Aim: All records below must be retyped exactly.

Source records:
-------------------------

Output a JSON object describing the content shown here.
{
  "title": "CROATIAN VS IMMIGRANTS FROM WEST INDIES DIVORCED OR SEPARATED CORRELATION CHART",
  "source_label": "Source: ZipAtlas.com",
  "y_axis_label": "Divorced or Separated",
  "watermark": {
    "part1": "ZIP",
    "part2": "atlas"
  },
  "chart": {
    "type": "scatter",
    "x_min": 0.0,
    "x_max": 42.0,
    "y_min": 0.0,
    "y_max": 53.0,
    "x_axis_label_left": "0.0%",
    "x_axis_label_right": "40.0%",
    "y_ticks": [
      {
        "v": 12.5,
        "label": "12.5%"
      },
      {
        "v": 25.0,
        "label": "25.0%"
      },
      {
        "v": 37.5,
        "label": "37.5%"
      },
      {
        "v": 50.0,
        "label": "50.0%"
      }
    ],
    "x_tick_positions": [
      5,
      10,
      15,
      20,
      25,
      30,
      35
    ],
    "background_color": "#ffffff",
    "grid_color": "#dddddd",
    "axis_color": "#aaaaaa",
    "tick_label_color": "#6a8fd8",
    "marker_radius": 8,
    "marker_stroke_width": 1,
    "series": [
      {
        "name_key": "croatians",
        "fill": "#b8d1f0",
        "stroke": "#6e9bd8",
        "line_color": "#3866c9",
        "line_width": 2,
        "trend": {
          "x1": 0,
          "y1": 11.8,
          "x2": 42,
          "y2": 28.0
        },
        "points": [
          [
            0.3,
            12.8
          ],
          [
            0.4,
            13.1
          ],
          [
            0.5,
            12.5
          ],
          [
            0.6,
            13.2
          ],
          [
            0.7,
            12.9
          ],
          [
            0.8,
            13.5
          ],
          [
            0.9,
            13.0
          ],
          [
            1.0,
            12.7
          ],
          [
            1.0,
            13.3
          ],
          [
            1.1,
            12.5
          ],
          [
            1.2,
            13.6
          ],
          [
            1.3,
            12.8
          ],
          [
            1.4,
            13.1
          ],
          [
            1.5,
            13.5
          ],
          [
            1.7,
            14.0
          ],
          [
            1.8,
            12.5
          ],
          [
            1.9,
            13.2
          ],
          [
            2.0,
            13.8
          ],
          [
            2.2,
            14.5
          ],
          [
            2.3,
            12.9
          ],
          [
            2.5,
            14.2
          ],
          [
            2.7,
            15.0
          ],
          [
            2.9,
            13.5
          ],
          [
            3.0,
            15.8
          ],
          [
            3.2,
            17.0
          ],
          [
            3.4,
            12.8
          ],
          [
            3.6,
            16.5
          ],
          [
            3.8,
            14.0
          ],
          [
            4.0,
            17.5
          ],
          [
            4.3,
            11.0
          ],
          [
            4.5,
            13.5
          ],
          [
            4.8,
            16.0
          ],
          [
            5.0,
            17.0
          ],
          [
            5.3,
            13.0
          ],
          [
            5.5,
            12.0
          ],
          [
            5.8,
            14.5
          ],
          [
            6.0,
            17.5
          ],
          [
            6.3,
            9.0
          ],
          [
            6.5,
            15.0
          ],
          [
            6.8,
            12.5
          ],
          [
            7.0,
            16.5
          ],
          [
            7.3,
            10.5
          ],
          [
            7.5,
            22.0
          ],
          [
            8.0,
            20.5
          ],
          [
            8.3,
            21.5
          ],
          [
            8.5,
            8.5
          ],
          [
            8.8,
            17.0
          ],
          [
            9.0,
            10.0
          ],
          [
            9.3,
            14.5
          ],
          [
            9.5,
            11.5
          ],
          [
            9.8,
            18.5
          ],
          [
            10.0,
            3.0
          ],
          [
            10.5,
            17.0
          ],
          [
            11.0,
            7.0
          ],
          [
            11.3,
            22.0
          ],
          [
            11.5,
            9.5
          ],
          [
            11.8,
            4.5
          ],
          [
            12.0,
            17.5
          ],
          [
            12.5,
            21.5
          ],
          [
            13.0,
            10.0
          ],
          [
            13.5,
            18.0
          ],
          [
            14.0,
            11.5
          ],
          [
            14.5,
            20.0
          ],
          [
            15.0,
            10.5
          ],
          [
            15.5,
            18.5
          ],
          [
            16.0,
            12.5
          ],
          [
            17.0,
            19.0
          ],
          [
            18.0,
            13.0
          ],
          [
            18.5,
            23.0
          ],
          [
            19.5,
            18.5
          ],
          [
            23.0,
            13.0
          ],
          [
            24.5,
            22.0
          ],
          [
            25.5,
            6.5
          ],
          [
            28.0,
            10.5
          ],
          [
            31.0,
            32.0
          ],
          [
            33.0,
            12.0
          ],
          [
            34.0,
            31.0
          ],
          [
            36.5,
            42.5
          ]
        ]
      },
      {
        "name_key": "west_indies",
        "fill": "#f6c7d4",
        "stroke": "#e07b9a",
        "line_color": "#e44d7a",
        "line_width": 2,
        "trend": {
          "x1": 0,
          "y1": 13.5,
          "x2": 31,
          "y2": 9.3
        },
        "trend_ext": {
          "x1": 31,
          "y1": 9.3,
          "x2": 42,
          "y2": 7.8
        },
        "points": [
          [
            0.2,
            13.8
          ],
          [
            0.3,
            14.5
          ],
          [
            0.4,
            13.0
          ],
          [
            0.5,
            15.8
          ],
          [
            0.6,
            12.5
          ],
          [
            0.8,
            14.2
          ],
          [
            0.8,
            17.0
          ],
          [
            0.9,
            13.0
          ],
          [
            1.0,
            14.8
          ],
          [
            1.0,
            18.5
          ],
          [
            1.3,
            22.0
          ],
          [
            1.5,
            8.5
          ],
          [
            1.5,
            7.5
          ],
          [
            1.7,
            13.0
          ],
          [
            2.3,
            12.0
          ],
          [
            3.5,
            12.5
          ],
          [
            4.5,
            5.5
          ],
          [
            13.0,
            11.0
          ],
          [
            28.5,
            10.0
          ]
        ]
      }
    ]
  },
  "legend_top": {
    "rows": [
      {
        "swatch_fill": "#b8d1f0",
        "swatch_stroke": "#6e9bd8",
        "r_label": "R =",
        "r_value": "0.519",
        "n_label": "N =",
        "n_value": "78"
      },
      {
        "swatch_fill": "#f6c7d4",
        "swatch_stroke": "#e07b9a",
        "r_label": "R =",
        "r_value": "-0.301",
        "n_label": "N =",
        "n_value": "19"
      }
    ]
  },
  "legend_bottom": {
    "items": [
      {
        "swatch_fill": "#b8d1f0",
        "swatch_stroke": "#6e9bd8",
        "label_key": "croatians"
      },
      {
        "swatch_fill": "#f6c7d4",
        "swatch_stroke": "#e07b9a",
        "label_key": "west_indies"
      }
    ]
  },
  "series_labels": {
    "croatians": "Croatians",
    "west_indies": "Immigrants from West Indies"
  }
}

-------------------------

Answer to this task:
Output a JSON object describing the content shown here.
{
  "title": "CROATIAN VS IMMIGRANTS FROM WEST INDIES DIVORCED OR SEPARATED CORRELATION CHART",
  "source_label": "Source: ZipAtlas.com",
  "y_axis_label": "Divorced or Separated",
  "watermark": {
    "part1": "ZIP",
    "part2": "atlas"
  },
  "chart": {
    "type": "scatter",
    "x_min": 0.0,
    "x_max": 42.0,
    "y_min": 0.0,
    "y_max": 53.0,
    "x_axis_label_left": "0.0%",
    "x_axis_label_right": "40.0%",
    "y_ticks": [
      {
        "v": 12.5,
        "label": "12.5%"
      },
      {
        "v": 25.0,
        "label": "25.0%"
      },
      {
        "v": 37.5,
        "label": "37.5%"
      },
      {
        "v": 50.0,
        "label": "50.0%"
      }
    ],
    "x_tick_positions": [
      5,
      10,
      15,
      20,
      25,
      30,
      35
    ],
    "background_color": "#ffffff",
    "grid_color": "#dddddd",
    "axis_color": "#aaaaaa",
    "tick_label_color": "#6a8fd8",
    "marker_radius": 8,
    "marker_stroke_width": 1,
    "series": [
      {
        "name_key": "croatians",
        "fill": "#b8d1f0",
        "stroke": "#6e9bd8",
        "line_color": "#3866c9",
        "line_width": 2,
        "trend": {
          "x1": 0,
          "y1": 11.8,
          "x2": 42,
          "y2": 28.0
        },
        "points": [
          [
            0.3,
            12.8
          ],
          [
            0.4,
            13.1
          ],
          [
            0.5,
            12.5
          ],
          [
            0.6,
            13.2
          ],
          [
            0.7,
            12.9
          ],
          [
            0.8,
            13.5
          ],
          [
            0.9,
            13.0
          ],
          [
            1.0,
            12.7
          ],
          [
            1.0,
            13.3
          ],
          [
            1.1,
            12.5
          ],
          [
            1.2,
            13.6
          ],
          [
            1.3,
            12.8
          ],
          [
            1.4,
            13.1
          ],
          [
            1.5,
            13.5
          ],
          [
            1.7,
            14.0
          ],
          [
            1.8,
            12.5
          ],
          [
            1.9,
            13.2
          ],
          [
            2.0,
            13.8
          ],
          [
            2.2,
            14.5
          ],
          [
            2.3,
            12.9
          ],
          [
            2.5,
            14.2
          ],
          [
            2.7,
            15.0
          ],
          [
            2.9,
            13.5
          ],
          [
            3.0,
            15.8
          ],
          [
            3.2,
            17.0
          ],
          [
            3.4,
            12.8
          ],
          [
            3.6,
            16.5
          ],
          [
            3.8,
            14.0
          ],
          [
            4.0,
            17.5
          ],
          [
            4.3,
            11.0
          ],
          [
            4.5,
            13.5
          ],
          [
            4.8,
            16.0
          ],
          [
            5.0,
            17.0
          ],
          [
            5.3,
            13.0
          ],
          [
            5.5,
            12.0
          ],
          [
            5.8,
            14.5
          ],
          [
            6.0,
            17.5
          ],
          [
            6.3,
            9.0
          ],
          [
            6.5,
            15.0
          ],
          [
            6.8,
            12.5
          ],
          [
            7.0,
            16.5
          ],
          [
            7.3,
            10.5
          ],
          [
            7.5,
            22.0
          ],
          [
            8.0,
            20.5
          ],
          [
            8.3,
            21.5
          ],
          [
            8.5,
            8.5
          ],
          [
            8.8,
            17.0
          ],
          [
            9.0,
            10.0
          ],
          [
            9.3,
            14.5
          ],
          [
            9.5,
            11.5
          ],
          [
            9.8,
            18.5
          ],
          [
            10.0,
            3.0
          ],
          [
            10.5,
            17.0
          ],
          [
            11.0,
            7.0
          ],
          [
            11.3,
            22.0
          ],
          [
            11.5,
            9.5
          ],
          [
            11.8,
            4.5
          ],
          [
            12.0,
            17.5
          ],
          [
            12.5,
            21.5
          ],
          [
            13.0,
            10.0
          ],
          [
            13.5,
            18.0
          ],
          [
            14.0,
            11.5
          ],
          [
            14.5,
            20.0
          ],
          [
            15.0,
            10.5
          ],
          [
            15.5,
            18.5
          ],
          [
            16.0,
            12.5
          ],
          [
            17.0,
            19.0
          ],
          [
            18.0,
            13.0
          ],
          [
            18.5,
            23.0
          ],
          [
            19.5,
            18.5
          ],
          [
            23.0,
            13.0
          ],
          [
            24.5,
            22.0
          ],
          [
            25.5,
            6.5
          ],
          [
            28.0,
            10.5
          ],
          [
            31.0,
            32.0
          ],
          [
            33.0,
            12.0
          ],
          [
            34.0,
            31.0
          ],
          [
            36.5,
            42.5
          ]
        ]
      },
      {
        "name_key": "west_indies",
        "fill": "#f6c7d4",
        "stroke": "#e07b9a",
        "line_color": "#e44d7a",
        "line_width": 2,
        "trend": {
          "x1": 0,
          "y1": 13.5,
          "x2": 31,
          "y2": 9.3
        },
        "trend_ext": {
          "x1": 31,
          "y1": 9.3,
          "x2": 42,
          "y2": 7.8
        },
        "points": [
          [
            0.2,
            13.8
          ],
          [
            0.3,
            14.5
          ],
          [
            0.4,
            13.0
          ],
          [
            0.5,
            15.8
          ],
          [
            0.6,
            12.5
          ],
          [
            0.8,
            14.2
          ],
          [
            0.8,
            17.0
          ],
          [
            0.9,
            13.0
          ],
          [
            1.0,
            14.8
          ],
          [
            1.0,
            18.5
          ],
          [
            1.3,
            22.0
          ],
          [
            1.5,
            8.5
          ],
          [
            1.5,
            7.5
          ],
          [
            1.7,
            13.0
          ],
          [
            2.3,
            12.0
          ],
          [
            3.5,
            12.5
          ],
          [
            4.5,
            5.5
          ],
          [
            13.0,
            11.0
          ],
          [
            28.5,
            10.0
          ]
        ]
      }
    ]
  },
  "legend_top": {
    "rows": [
      {
        "swatch_fill": "#b8d1f0",
        "swatch_stroke": "#6e9bd8",
        "r_label": "R =",
        "r_value": "0.519",
        "n_label": "N =",
        "n_value": "78"
      },
      {
        "swatch_fill": "#f6c7d4",
        "swatch_stroke": "#e07b9a",
        "r_label": "R =",
        "r_value": "-0.301",
        "n_label": "N =",
        "n_value": "19"
      }
    ]
  },
  "legend_bottom": {
    "items": [
      {
        "swatch_fill": "#b8d1f0",
        "swatch_stroke": "#6e9bd8",
        "label_key": "croatians"
      },
      {
        "swatch_fill": "#f6c7d4",
        "swatch_stroke": "#e07b9a",
        "label_key": "west_indies"
      }
    ]
  },
  "series_labels": {
    "croatians": "Croatians",
    "west_indies": "Immigrants from West Indies"
  }
}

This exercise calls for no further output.